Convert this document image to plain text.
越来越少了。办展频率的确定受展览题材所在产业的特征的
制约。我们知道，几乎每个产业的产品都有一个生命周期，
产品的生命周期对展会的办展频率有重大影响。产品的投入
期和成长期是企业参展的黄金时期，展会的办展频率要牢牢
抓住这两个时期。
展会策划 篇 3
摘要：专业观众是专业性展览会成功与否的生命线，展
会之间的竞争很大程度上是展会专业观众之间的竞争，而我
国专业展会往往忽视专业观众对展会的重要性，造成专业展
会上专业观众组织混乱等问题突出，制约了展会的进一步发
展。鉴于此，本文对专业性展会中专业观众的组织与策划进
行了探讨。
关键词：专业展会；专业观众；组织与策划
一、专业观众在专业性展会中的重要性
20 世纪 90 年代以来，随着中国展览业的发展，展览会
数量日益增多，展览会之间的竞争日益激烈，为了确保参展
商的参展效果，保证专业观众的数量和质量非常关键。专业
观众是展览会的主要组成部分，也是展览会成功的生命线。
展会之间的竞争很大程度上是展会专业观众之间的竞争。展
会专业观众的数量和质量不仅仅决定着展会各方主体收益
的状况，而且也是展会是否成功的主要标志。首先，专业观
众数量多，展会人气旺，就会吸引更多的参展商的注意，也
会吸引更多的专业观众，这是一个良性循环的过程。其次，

--

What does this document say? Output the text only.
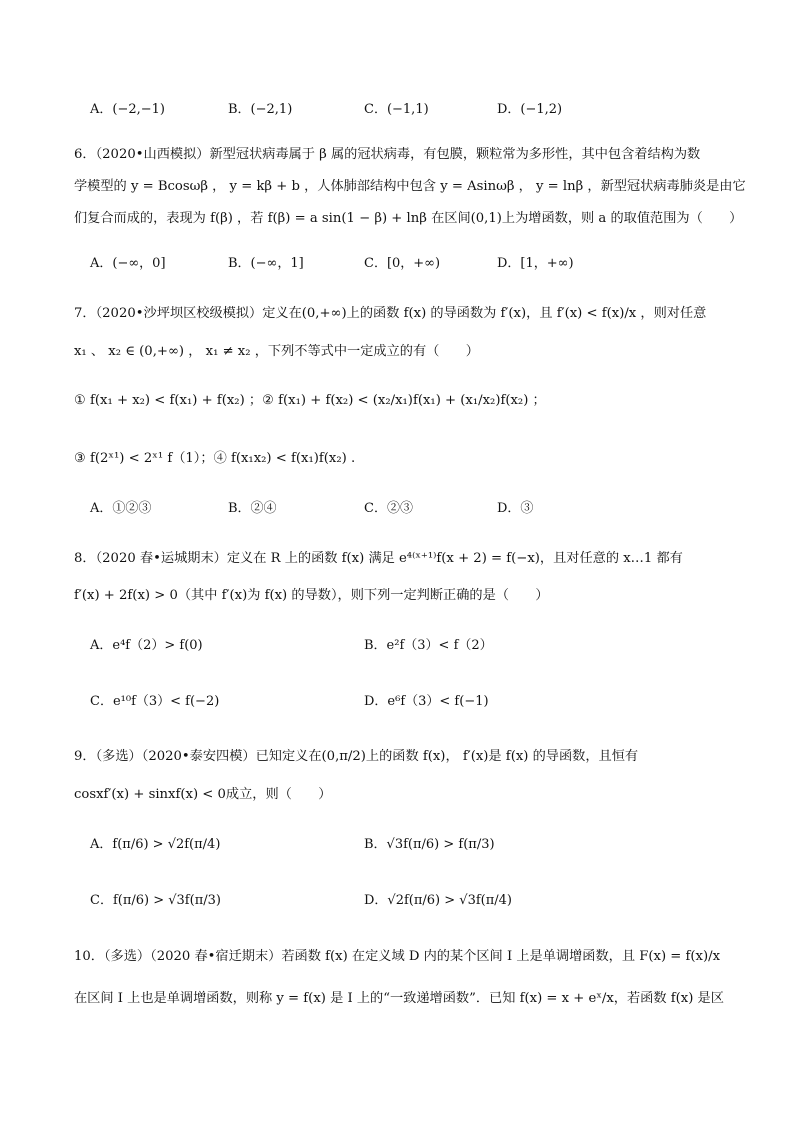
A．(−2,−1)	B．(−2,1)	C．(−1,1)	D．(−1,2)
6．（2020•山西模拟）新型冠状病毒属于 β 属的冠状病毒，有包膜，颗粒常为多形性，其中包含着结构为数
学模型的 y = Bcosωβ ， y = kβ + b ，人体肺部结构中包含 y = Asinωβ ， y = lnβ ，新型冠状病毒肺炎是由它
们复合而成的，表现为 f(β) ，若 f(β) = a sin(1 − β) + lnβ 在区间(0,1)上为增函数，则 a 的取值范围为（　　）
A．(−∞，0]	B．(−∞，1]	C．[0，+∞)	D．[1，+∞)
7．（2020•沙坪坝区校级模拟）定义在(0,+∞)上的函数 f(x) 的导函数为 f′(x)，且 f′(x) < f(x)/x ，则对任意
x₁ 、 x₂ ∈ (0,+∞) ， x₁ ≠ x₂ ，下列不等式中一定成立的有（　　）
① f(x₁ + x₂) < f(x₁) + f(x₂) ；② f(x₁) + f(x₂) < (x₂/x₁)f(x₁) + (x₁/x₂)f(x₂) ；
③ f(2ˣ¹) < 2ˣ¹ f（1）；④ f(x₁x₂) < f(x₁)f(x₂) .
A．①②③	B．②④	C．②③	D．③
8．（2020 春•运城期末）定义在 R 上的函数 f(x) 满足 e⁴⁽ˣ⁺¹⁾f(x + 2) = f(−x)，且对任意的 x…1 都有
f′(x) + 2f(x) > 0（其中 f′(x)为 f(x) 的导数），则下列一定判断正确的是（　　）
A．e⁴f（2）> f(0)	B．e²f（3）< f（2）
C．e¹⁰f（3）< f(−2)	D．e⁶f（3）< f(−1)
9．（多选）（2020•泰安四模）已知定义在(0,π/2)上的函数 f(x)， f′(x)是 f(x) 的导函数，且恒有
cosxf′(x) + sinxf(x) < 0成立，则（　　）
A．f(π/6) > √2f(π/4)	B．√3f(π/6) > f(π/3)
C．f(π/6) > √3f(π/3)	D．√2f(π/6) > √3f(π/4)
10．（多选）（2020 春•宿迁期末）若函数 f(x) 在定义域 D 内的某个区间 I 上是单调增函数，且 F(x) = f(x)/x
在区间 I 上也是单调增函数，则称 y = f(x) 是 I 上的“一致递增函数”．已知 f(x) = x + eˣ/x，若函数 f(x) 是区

**EXERCISE PROMPT**. Copy each line above where the string "this" occurs.

**CORRECT RESULT**.
Convert this document image to plain text.
What does this document say? Output the text only.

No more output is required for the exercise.